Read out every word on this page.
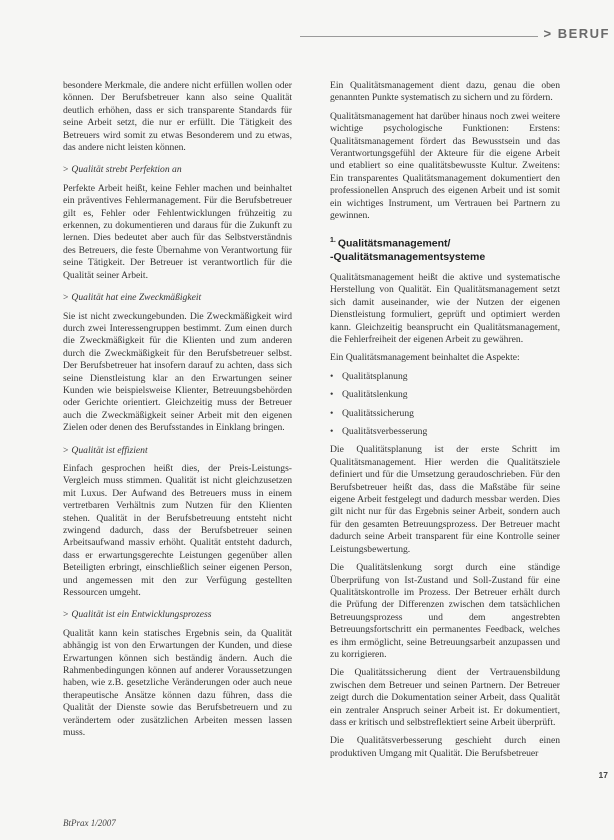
> BERUF

besondere Merkmale, die andere nicht erfüllen wollen oder können. Der Berufsbetreuer kann also seine Qualität deutlich erhöhen, dass er sich transparente Standards für seine Arbeit setzt, die nur er erfüllt. Die Tätigkeit des Betreuers wird somit zu etwas Besonderem und zu etwas, das andere nicht leisten können.

> Qualität strebt Perfektion an

Perfekte Arbeit heißt, keine Fehler machen und beinhaltet ein präventives Fehlermanagement. Für die Berufsbetreuer gilt es, Fehler oder Fehlentwicklungen frühzeitig zu erkennen, zu dokumentieren und daraus für die Zukunft zu lernen. Dies bedeutet aber auch für das Selbstverständnis des Betreuers, die feste Übernahme von Verantwortung für seine Tätigkeit. Der Betreuer ist verantwortlich für die Qualität seiner Arbeit.

> Qualität hat eine Zweckmäßigkeit

Sie ist nicht zweckungebunden. Die Zweckmäßigkeit wird durch zwei Interessengruppen bestimmt. Zum einen durch die Zweckmäßigkeit für die Klienten und zum anderen durch die Zweckmäßigkeit für den Berufsbetreuer selbst. Der Berufsbetreuer hat insofern darauf zu achten, dass sich seine Dienstleistung klar an den Erwartungen seiner Kunden wie beispielsweise Klienter, Betreuungsbehörden oder Gerichte orientiert. Gleichzeitig muss der Betreuer auch die Zweckmäßigkeit seiner Arbeit mit den eigenen Zielen oder denen des Berufsstandes in Einklang bringen.

> Qualität ist effizient

Einfach gesprochen heißt dies, der Preis-Leistungs-Vergleich muss stimmen. Qualität ist nicht gleichzusetzen mit Luxus. Der Aufwand des Betreuers muss in einem vertretbaren Verhältnis zum Nutzen für den Klienten stehen. Qualität in der Berufsbetreuung entsteht nicht zwingend dadurch, dass der Berufsbetreuer seinen Arbeitsaufwand massiv erhöht. Qualität entsteht dadurch, dass er erwartungsgerechte Leistungen gegenüber allen Beteiligten erbringt, einschließlich seiner eigenen Person, und angemessen mit den zur Verfügung gestellten Ressourcen umgeht.

> Qualität ist ein Entwicklungsprozess

Qualität kann kein statisches Ergebnis sein, da Qualität abhängig ist von den Erwartungen der Kunden, und diese Erwartungen können sich beständig ändern. Auch die Rahmenbedingungen können auf anderer Voraussetzungen haben, wie z.B. gesetzliche Veränderungen oder auch neue therapeutische Ansätze können dazu führen, dass die Qualität der Dienste sowie das Berufsbetreuern und zu verändertem oder zusätzlichen Arbeiten messen lassen muss.

Ein Qualitätsmanagement dient dazu, genau die oben genannten Punkte systematisch zu sichern und zu fördern.

Qualitätsmanagement hat darüber hinaus noch zwei weitere wichtige psychologische Funktionen: Erstens: Qualitätsmanagement fördert das Bewusstsein und das Verantwortungsgefühl der Akteure für die eigene Arbeit und etabliert so eine qualitätsbewusste Kultur. Zweitens: Ein transparentes Qualitätsmanagement dokumentiert den professionellen Anspruch des eigenen Arbeit und ist somit ein wichtiges Instrument, um Vertrauen bei Partnern zu gewinnen.

$^{1.}$ Qualitätsmanagement/
-Qualitätsmanagementsysteme

Qualitätsmanagement heißt die aktive und systematische Herstellung von Qualität. Ein Qualitätsmanagement setzt sich damit auseinander, wie der Nutzen der eigenen Dienstleistung formuliert, geprüft und optimiert werden kann. Gleichzeitig beansprucht ein Qualitätsmanagement, die Fehlerfreiheit der eigenen Arbeit zu gewähren.

Ein Qualitätsmanagement beinhaltet die Aspekte:

• Qualitätsplanung
• Qualitätslenkung
• Qualitätssicherung
• Qualitätsverbesserung

Die Qualitätsplanung ist der erste Schritt im Qualitätsmanagement. Hier werden die Qualitätsziele definiert und für die Umsetzung geraudoschrieben. Für den Berufsbetreuer heißt das, dass die Maßstäbe für seine eigene Arbeit festgelegt und dadurch messbar werden. Dies gilt nicht nur für das Ergebnis seiner Arbeit, sondern auch für den gesamten Betreuungsprozess. Der Betreuer macht dadurch seine Arbeit transparent für eine Kontrolle seiner Leistungsbewertung.

Die Qualitätslenkung sorgt durch eine ständige Überprüfung von Ist-Zustand und Soll-Zustand für eine Qualitätskontrolle im Prozess. Der Betreuer erhält durch die Prüfung der Differenzen zwischen dem tatsächlichen Betreuungsprozess und dem angestrebten Betreuungsfortschritt ein permanentes Feedback, welches es ihm ermöglicht, seine Betreuungsarbeit anzupassen und zu korrigieren.

Die Qualitätssicherung dient der Vertrauensbildung zwischen dem Betreuer und seinen Partnern. Der Betreuer zeigt durch die Dokumentation seiner Arbeit, dass Qualität ein zentraler Anspruch seiner Arbeit ist. Er dokumentiert, dass er kritisch und selbstreflektiert seine Arbeit überprüft.

Die Qualitätsverbesserung geschieht durch einen produktiven Umgang mit Qualität. Die Berufsbetreuer

17
BtPrax 1/2007
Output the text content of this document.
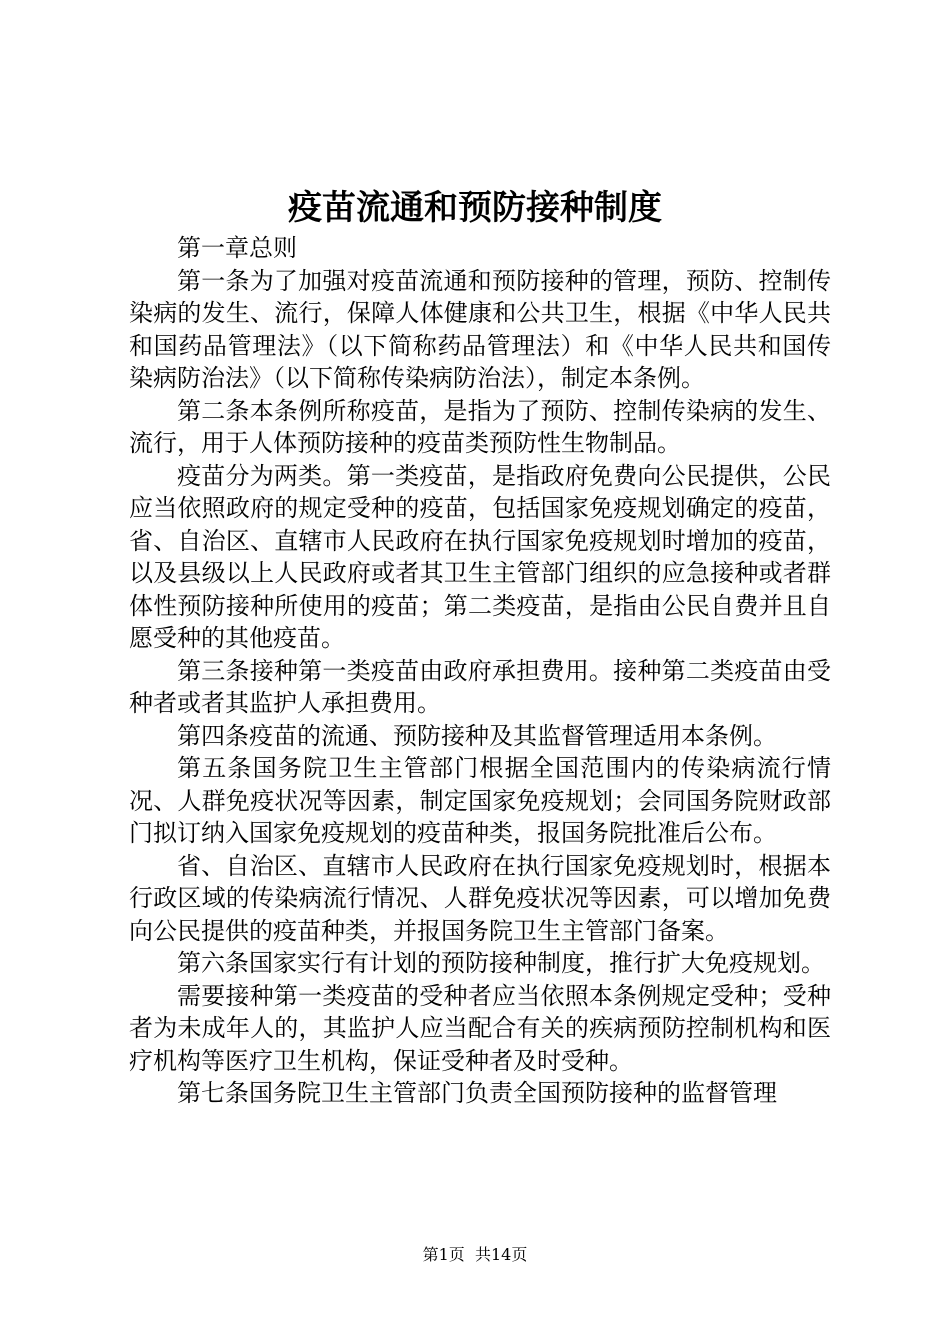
疫苗流通和预防接种制度

第一章总则

第一条为了加强对疫苗流通和预防接种的管理，预防、控制传染病的发生、流行，保障人体健康和公共卫生，根据《中华人民共和国药品管理法》（以下简称药品管理法）和《中华人民共和国传染病防治法》（以下简称传染病防治法），制定本条例。

第二条本条例所称疫苗，是指为了预防、控制传染病的发生、流行，用于人体预防接种的疫苗类预防性生物制品。

疫苗分为两类。第一类疫苗，是指政府免费向公民提供，公民应当依照政府的规定受种的疫苗，包括国家免疫规划确定的疫苗，省、自治区、直辖市人民政府在执行国家免疫规划时增加的疫苗，以及县级以上人民政府或者其卫生主管部门组织的应急接种或者群体性预防接种所使用的疫苗；第二类疫苗，是指由公民自费并且自愿受种的其他疫苗。

第三条接种第一类疫苗由政府承担费用。接种第二类疫苗由受种者或者其监护人承担费用。

第四条疫苗的流通、预防接种及其监督管理适用本条例。

第五条国务院卫生主管部门根据全国范围内的传染病流行情况、人群免疫状况等因素，制定国家免疫规划；会同国务院财政部门拟订纳入国家免疫规划的疫苗种类，报国务院批准后公布。

省、自治区、直辖市人民政府在执行国家免疫规划时，根据本行政区域的传染病流行情况、人群免疫状况等因素，可以增加免费向公民提供的疫苗种类，并报国务院卫生主管部门备案。

第六条国家实行有计划的预防接种制度，推行扩大免疫规划。

需要接种第一类疫苗的受种者应当依照本条例规定受种；受种者为未成年人的，其监护人应当配合有关的疾病预防控制机构和医疗机构等医疗卫生机构，保证受种者及时受种。

第七条国务院卫生主管部门负责全国预防接种的监督管理

第1页 共14页
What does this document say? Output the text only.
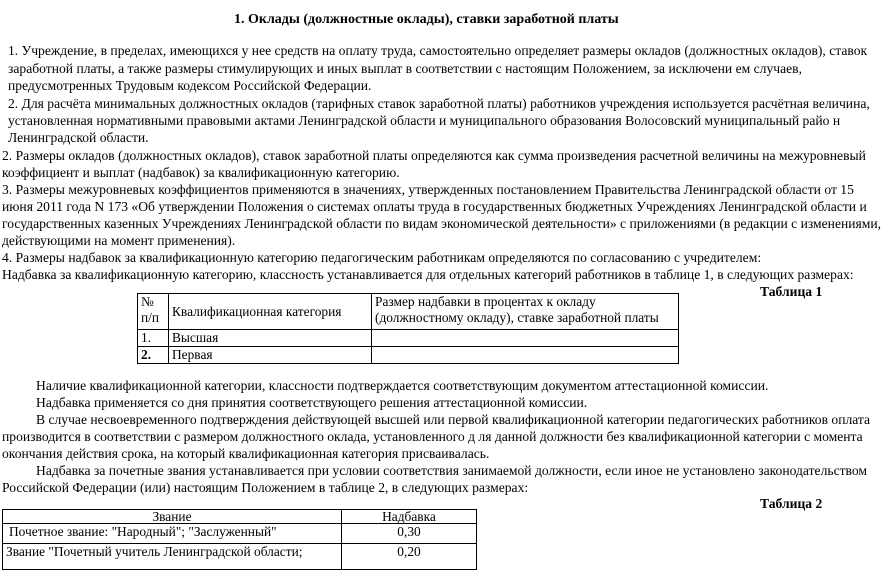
1. Оклады (должностные оклады), ставки заработной платы
1. Учреждение, в пределах, имеющихся у нее средств на оплату труда, самостоятельно определяет размеры окладов (должностных окладов), ставок
заработной платы, а также размеры стимулирующих и иных выплат в соответствии с настоящим Положением, за исключени ем случаев,
предусмотренных Трудовым кодексом Российской Федерации.
2. Для расчёта минимальных должностных окладов (тарифных ставок заработной платы) работников учреждения используется расчётная величина,
установленная нормативными правовыми актами Ленинградской области и муниципального образования Волосовский муниципальный райо н
Ленинградской области.
2. Размеры окладов (должностных окладов), ставок заработной платы определяются как сумма произведения расчетной величины на межуровневый
коэффициент и выплат (надбавок) за квалификационную категорию.
3. Размеры межуровневых коэффициентов применяются в значениях, утвержденных постановлением Правительства Ленинградской области от 15
июня 2011 года N 173 «Об утверждении Положения о системах оплаты труда в государственных бюджетных Учреждениях Ленинградской области и
государственных казенных Учреждениях Ленинградской области по видам экономической деятельности» с приложениями (в редакции с изменениями,
действующими на момент применения).
4. Размеры надбавок за квалификационную категорию педагогическим работникам определяются по согласованию с учредителем:
Надбавка за квалификационную категорию, классность устанавливается для отдельных категорий работников в таблице 1, в следующих размерах:
Таблица 1
№ п/п	Квалификационная категория	Размер надбавки в процентах к окладу (должностному окладу), ставке заработной платы
1.	Высшая	
2.	Первая	
Наличие квалификационной категории, классности подтверждается соответствующим документом аттестационной комиссии.
Надбавка применяется со дня принятия соответствующего решения аттестационной комиссии.
В случае несвоевременного подтверждения действующей высшей или первой квалификационной категории педагогических работников оплата
производится в соответствии с размером должностного оклада, установленного д ля данной должности без квалификационной категории с момента
окончания действия срока, на который квалификационная категория присваивалась.
Надбавка за почетные звания устанавливается при условии соответствия занимаемой должности, если иное не установлено законодательством
Российской Федерации (или) настоящим Положением в таблице 2, в следующих размерах:
Таблица 2
Звание	Надбавка
Почетное звание: "Народный"; "Заслуженный"	0,30
Звание "Почетный учитель Ленинградской области;	0,20
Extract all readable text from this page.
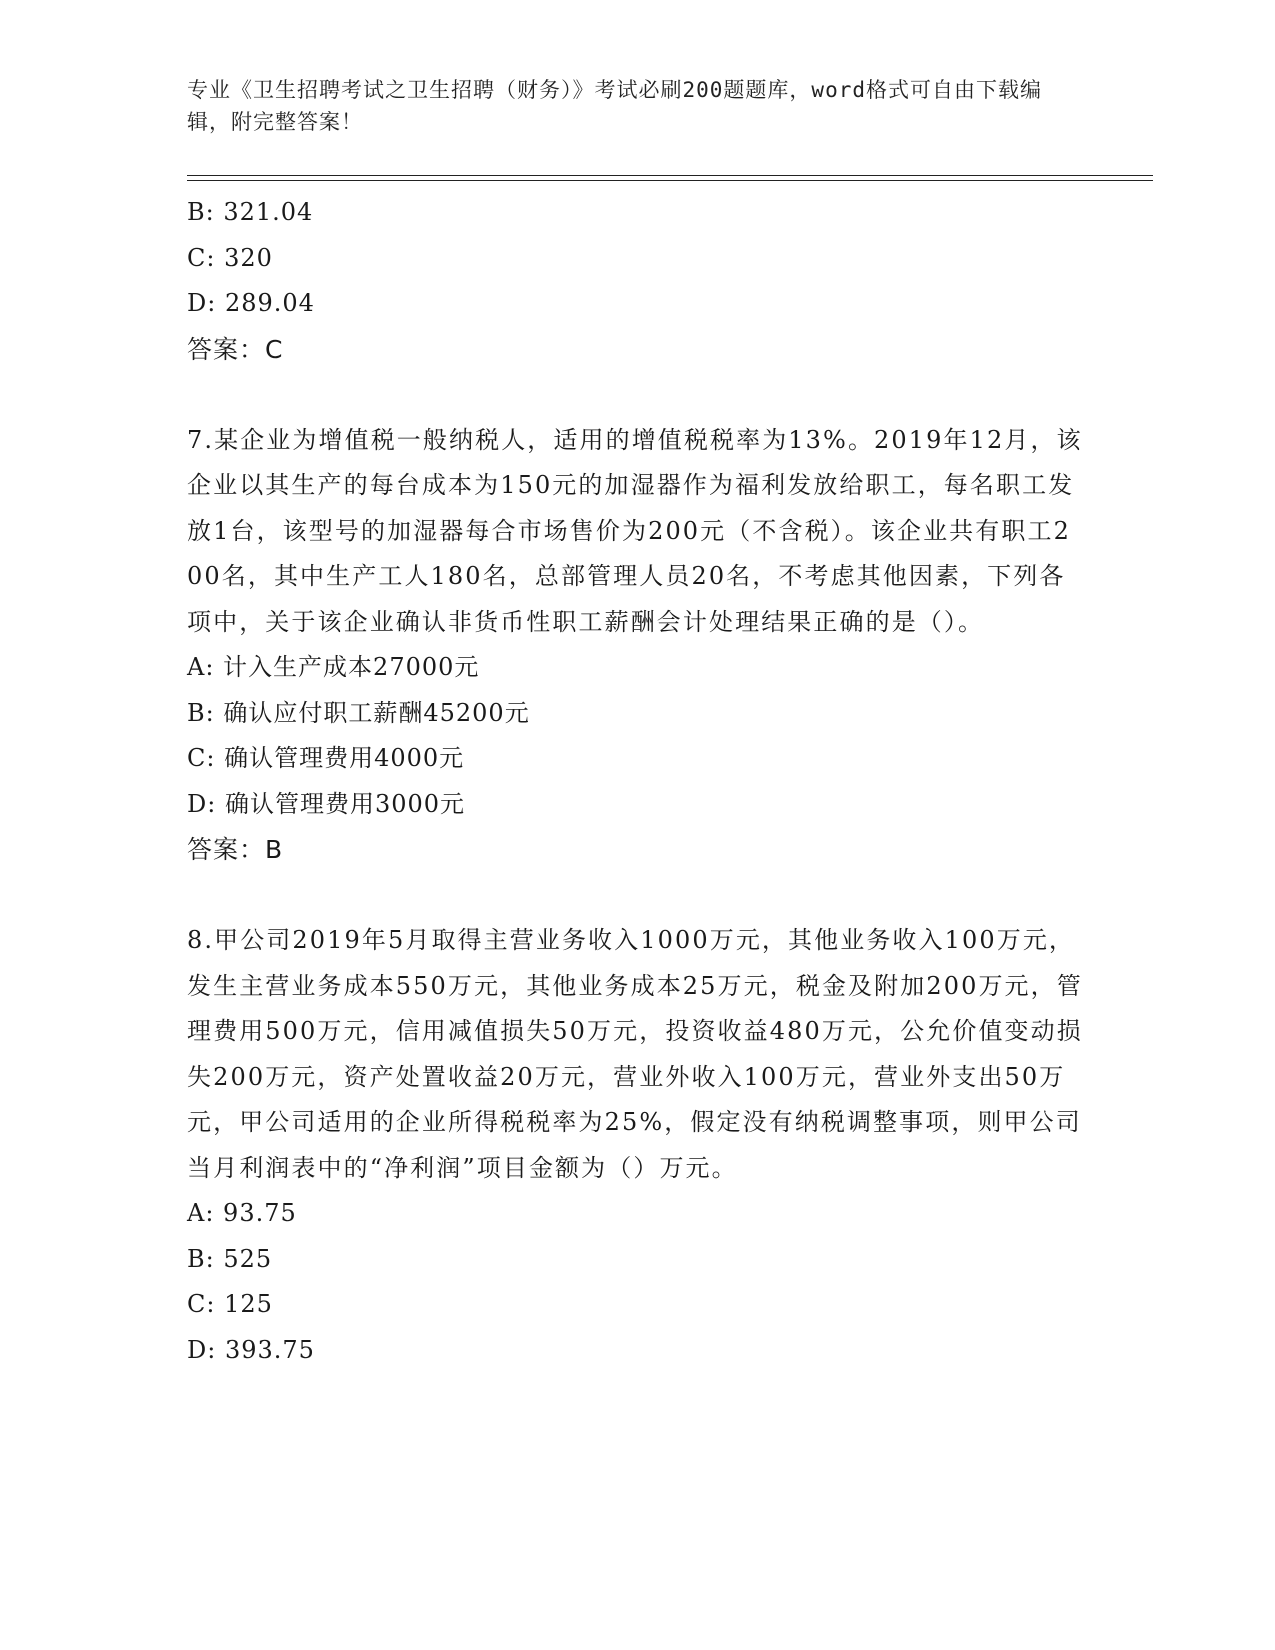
专业《卫生招聘考试之卫生招聘（财务）》考试必刷200题题库，word格式可自由下载编辑，附完整答案！
B: 321.04
C: 320
D: 289.04
答案：C
7.某企业为增值税一般纳税人，适用的增值税税率为13%。2019年12月，该企业以其生产的每台成本为150元的加湿器作为福利发放给职工，每名职工发放1台，该型号的加湿器每合市场售价为200元（不含税）。该企业共有职工200名，其中生产工人180名，总部管理人员20名，不考虑其他因素，下列各项中，关于该企业确认非货币性职工薪酬会计处理结果正确的是（）。
A: 计入生产成本27000元
B: 确认应付职工薪酬45200元
C: 确认管理费用4000元
D: 确认管理费用3000元
答案：B
8.甲公司2019年5月取得主营业务收入1000万元，其他业务收入100万元，发生主营业务成本550万元，其他业务成本25万元，税金及附加200万元，管理费用500万元，信用减值损失50万元，投资收益480万元，公允价值变动损失200万元，资产处置收益20万元，营业外收入100万元，营业外支出50万元，甲公司适用的企业所得税税率为25%，假定没有纳税调整事项，则甲公司当月利润表中的“净利润”项目金额为（）万元。
A: 93.75
B: 525
C: 125
D: 393.75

____

**Exercise requirements**
Emit an exact copy of the lines from the line bearing "Extract all readable text from this page." through the last line above, inclusive, and leave the images out.

**Output of the task**
Extract all readable text from this page.
专业《卫生招聘考试之卫生招聘（财务）》考试必刷200题题库，word格式可自由下载编辑，附完整答案！
B: 321.04
C: 320
D: 289.04
答案：C
7.某企业为增值税一般纳税人，适用的增值税税率为13%。2019年12月，该企业以其生产的每台成本为150元的加湿器作为福利发放给职工，每名职工发放1台，该型号的加湿器每合市场售价为200元（不含税）。该企业共有职工200名，其中生产工人180名，总部管理人员20名，不考虑其他因素，下列各项中，关于该企业确认非货币性职工薪酬会计处理结果正确的是（）。
A: 计入生产成本27000元
B: 确认应付职工薪酬45200元
C: 确认管理费用4000元
D: 确认管理费用3000元
答案：B
8.甲公司2019年5月取得主营业务收入1000万元，其他业务收入100万元，发生主营业务成本550万元，其他业务成本25万元，税金及附加200万元，管理费用500万元，信用减值损失50万元，投资收益480万元，公允价值变动损失200万元，资产处置收益20万元，营业外收入100万元，营业外支出50万元，甲公司适用的企业所得税税率为25%，假定没有纳税调整事项，则甲公司当月利润表中的“净利润”项目金额为（）万元。
A: 93.75
B: 525
C: 125
D: 393.75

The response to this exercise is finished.